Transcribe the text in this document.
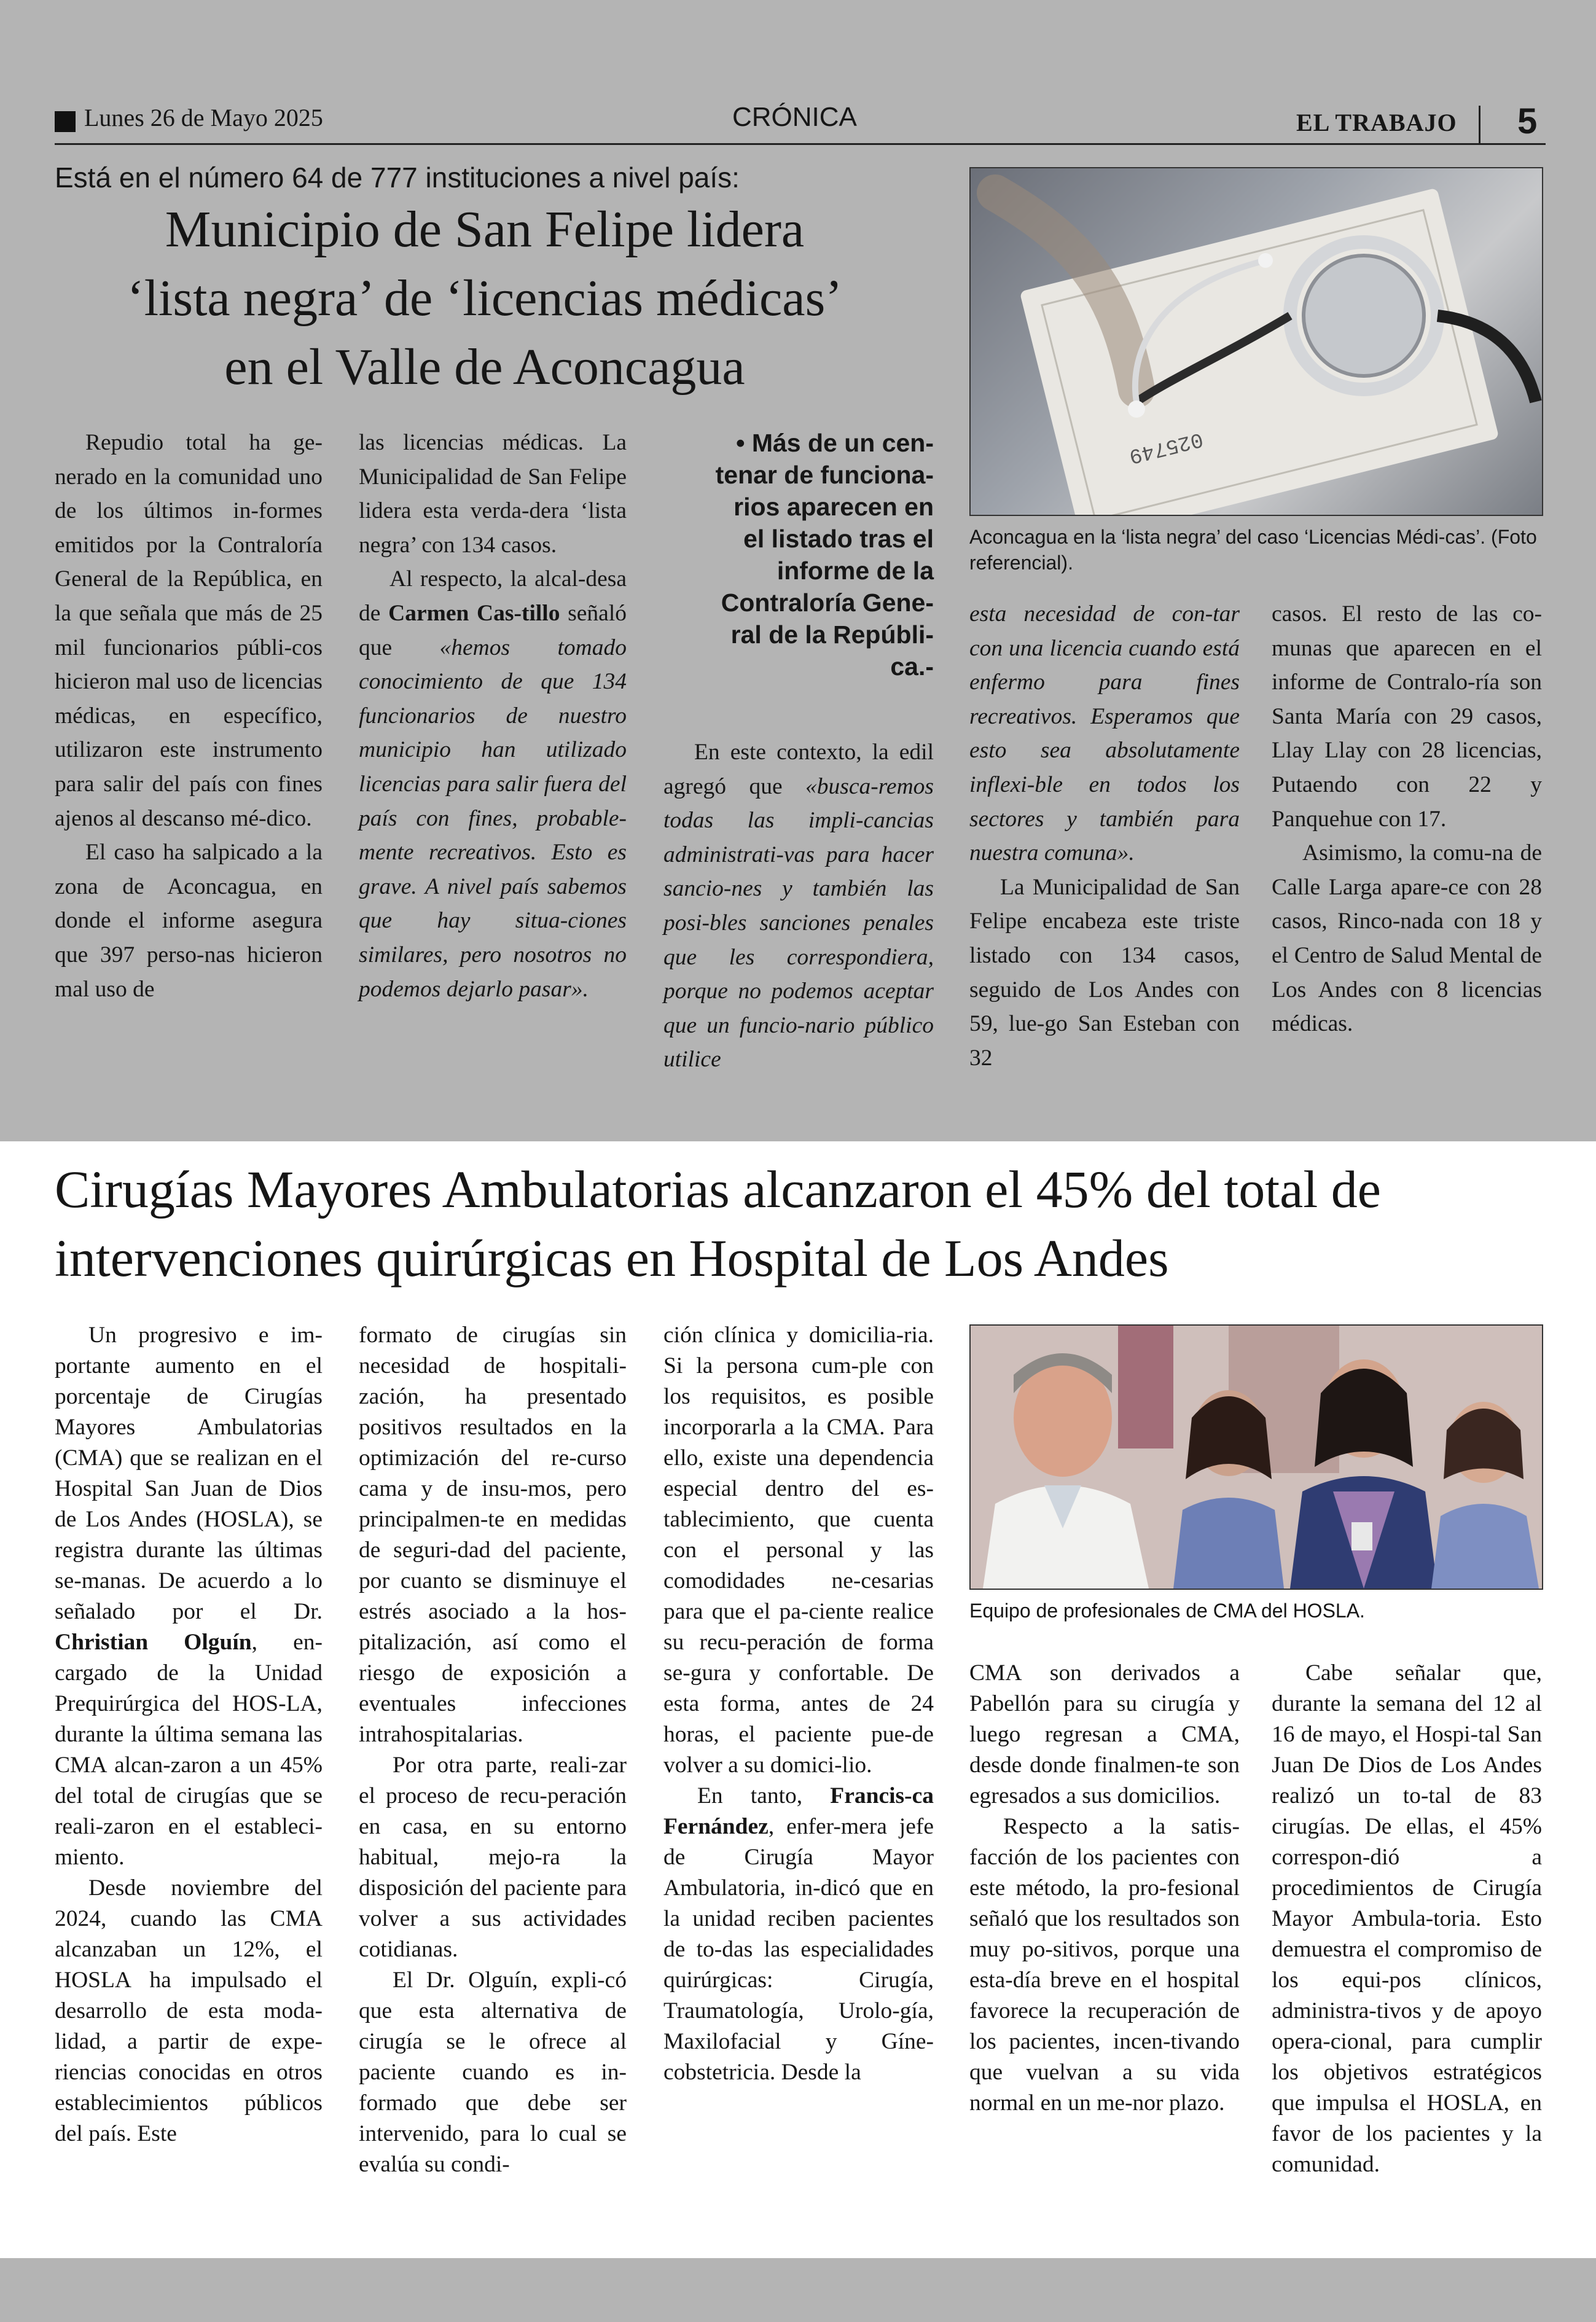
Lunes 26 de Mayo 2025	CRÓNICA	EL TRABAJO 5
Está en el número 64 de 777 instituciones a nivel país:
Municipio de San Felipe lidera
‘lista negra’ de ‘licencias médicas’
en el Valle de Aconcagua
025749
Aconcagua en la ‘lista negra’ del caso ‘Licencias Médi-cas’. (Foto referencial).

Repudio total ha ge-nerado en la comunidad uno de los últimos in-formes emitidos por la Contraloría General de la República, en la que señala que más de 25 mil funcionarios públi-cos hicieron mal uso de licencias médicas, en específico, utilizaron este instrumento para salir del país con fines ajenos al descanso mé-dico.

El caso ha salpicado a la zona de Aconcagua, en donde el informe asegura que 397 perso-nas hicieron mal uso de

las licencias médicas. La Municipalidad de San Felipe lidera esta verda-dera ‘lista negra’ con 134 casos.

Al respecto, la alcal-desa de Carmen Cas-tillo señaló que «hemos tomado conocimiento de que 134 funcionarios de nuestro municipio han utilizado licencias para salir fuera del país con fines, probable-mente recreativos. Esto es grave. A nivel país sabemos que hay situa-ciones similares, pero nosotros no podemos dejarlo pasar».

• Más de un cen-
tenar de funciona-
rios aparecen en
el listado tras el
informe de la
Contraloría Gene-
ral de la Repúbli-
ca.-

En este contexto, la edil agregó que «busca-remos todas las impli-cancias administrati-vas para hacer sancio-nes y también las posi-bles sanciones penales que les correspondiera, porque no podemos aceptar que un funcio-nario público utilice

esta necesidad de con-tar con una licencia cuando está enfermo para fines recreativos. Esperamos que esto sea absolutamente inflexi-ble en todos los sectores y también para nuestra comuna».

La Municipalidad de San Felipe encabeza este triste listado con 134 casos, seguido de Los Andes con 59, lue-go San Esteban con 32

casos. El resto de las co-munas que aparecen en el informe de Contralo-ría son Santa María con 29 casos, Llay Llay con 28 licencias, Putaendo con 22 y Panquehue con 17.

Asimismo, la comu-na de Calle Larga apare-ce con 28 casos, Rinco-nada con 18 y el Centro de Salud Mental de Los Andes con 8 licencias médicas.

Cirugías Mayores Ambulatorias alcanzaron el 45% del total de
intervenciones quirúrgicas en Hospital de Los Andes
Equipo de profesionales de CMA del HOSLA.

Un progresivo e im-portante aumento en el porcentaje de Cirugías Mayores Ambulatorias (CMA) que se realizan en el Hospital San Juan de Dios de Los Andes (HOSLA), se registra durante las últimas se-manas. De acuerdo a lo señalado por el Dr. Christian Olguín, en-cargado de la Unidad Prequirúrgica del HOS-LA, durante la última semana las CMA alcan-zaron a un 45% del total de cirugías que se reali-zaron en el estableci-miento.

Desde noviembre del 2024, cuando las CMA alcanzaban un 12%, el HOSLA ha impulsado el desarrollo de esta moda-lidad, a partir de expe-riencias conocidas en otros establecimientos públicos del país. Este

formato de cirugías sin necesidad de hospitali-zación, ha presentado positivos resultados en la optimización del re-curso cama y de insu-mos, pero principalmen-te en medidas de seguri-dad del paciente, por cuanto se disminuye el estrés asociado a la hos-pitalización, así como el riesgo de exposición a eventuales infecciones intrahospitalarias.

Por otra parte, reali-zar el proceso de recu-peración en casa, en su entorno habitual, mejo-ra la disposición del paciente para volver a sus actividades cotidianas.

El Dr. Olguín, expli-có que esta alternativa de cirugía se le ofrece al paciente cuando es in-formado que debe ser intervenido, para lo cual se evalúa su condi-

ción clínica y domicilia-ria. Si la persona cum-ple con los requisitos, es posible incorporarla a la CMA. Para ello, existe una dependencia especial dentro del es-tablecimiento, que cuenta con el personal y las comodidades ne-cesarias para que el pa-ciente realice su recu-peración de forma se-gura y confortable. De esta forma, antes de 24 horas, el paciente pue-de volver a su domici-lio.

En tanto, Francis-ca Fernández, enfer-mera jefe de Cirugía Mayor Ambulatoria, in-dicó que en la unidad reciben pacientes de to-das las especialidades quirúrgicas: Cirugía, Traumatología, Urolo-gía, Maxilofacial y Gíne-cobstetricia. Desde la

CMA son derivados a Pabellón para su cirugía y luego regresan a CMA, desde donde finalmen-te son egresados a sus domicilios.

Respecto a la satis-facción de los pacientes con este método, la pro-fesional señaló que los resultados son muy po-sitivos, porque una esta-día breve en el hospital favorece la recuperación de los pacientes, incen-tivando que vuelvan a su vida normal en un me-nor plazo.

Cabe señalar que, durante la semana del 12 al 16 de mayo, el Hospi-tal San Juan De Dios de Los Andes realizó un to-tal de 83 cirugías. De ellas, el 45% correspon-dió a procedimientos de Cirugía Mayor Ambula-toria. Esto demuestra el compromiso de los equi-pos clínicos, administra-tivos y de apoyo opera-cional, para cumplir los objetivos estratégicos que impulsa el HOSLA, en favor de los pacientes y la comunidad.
**********
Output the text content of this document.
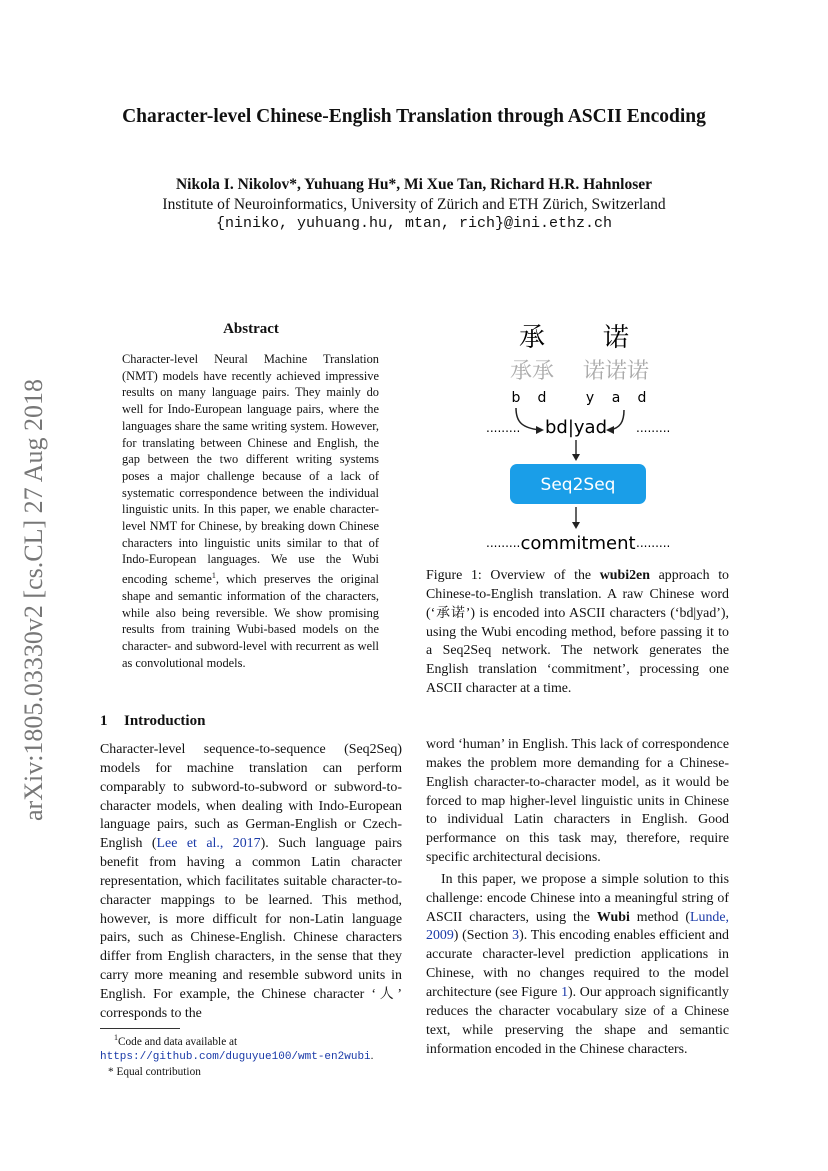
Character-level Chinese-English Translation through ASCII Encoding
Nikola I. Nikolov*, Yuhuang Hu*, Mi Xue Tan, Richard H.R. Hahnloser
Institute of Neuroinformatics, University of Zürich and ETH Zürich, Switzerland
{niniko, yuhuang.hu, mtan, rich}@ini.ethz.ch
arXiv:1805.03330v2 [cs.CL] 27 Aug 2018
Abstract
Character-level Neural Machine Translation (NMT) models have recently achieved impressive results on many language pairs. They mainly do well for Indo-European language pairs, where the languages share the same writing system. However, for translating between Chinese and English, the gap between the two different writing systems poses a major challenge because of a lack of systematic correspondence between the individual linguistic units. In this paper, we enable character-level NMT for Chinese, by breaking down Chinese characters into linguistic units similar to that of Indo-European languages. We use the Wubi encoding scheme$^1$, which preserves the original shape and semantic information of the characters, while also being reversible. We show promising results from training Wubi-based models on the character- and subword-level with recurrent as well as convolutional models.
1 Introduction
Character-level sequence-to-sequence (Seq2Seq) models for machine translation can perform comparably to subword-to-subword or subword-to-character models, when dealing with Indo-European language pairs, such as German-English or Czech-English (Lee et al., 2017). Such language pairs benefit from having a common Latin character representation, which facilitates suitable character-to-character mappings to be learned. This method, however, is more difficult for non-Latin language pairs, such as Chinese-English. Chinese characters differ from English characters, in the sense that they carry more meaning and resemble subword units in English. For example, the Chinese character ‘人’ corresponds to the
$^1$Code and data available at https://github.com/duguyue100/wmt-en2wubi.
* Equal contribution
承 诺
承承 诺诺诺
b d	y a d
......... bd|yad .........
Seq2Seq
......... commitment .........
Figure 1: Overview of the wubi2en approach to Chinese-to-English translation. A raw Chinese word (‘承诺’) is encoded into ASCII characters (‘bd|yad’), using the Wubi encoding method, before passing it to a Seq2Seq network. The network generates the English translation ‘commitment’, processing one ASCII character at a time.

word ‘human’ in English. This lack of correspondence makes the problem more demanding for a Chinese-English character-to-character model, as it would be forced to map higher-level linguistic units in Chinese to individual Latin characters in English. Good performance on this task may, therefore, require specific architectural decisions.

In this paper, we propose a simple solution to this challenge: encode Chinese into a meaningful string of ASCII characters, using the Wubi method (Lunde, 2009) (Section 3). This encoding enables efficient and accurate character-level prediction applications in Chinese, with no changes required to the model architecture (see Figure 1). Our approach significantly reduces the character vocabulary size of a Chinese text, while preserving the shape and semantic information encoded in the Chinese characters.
**********
== Exercise requirements ==
Using the listing above, locate the lines that hold "lidera" and copy each one.

== Task result ==
Municipio de San Felipe lidera
las licencias médicas. La Municipalidad de San Felipe lidera esta verda-dera ‘lista negra’ con 134 casos.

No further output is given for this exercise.